Start of Data shown

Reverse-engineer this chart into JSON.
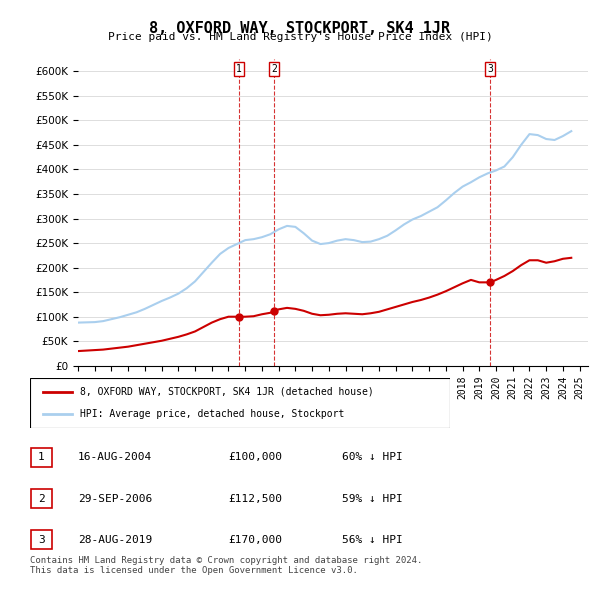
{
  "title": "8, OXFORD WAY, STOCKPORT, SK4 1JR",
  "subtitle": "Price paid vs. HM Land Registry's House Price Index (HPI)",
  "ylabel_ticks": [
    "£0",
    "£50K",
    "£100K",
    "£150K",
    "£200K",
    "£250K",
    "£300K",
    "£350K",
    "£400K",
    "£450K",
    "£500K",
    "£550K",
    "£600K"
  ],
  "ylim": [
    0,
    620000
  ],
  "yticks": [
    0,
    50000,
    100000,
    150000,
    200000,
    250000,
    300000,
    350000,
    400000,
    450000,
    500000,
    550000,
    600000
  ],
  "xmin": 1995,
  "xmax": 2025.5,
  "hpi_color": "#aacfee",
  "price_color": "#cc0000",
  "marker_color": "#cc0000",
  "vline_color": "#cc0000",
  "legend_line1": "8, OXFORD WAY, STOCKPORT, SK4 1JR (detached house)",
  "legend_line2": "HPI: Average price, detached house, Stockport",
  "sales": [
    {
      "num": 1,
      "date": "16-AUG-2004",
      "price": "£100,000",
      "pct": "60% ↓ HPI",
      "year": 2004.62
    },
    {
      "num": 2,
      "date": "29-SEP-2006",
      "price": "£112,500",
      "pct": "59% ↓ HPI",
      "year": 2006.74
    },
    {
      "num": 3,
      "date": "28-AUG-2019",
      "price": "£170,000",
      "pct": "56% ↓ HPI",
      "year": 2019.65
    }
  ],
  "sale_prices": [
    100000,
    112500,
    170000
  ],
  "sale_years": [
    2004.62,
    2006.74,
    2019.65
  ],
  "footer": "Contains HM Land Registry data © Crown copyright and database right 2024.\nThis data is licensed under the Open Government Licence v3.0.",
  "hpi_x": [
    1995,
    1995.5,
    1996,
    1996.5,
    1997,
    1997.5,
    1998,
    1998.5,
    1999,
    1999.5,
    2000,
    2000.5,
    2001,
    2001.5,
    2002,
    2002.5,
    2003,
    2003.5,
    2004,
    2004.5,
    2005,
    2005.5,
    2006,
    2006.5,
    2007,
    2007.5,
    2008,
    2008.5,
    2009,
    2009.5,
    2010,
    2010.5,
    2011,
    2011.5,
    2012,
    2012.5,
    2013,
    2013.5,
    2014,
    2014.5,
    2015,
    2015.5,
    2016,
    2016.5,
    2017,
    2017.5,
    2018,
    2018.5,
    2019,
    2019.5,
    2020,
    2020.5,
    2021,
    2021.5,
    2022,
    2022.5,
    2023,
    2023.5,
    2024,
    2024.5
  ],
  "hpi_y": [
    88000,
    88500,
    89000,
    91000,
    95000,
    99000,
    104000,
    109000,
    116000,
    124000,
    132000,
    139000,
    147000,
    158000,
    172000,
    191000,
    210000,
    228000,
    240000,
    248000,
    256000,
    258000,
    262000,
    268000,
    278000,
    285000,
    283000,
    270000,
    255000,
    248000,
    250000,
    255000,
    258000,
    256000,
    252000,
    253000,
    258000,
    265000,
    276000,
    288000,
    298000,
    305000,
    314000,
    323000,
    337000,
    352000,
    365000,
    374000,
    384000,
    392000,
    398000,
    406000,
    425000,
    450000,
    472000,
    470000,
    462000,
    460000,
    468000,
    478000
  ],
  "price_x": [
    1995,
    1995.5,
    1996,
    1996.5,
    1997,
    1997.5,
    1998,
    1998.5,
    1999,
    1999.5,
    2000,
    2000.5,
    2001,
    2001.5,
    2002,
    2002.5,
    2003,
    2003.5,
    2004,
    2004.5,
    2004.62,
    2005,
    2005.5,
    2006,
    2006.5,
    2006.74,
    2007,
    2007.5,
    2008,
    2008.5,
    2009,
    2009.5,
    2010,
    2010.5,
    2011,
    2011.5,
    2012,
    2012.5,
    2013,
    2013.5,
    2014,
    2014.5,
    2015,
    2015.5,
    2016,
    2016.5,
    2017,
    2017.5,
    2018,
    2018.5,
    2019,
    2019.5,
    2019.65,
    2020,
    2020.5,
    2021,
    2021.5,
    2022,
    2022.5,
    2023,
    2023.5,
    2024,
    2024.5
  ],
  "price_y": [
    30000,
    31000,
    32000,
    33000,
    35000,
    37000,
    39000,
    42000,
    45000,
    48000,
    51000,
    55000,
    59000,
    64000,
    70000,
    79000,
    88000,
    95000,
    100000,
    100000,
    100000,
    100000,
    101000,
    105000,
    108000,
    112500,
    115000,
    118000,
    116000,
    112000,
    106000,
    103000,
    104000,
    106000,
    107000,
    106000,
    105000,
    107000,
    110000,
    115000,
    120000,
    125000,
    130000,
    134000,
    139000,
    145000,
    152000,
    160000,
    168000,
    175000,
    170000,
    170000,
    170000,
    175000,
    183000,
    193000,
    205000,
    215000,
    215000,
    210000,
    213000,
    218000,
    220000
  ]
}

End of Data shown

● What you should do
Search the preceding listing for the word "date" and pull out every line that holds it.

● Answer to this exercise
      "date": "16-AUG-2004",
      "date": "29-SEP-2006",
      "date": "28-AUG-2019",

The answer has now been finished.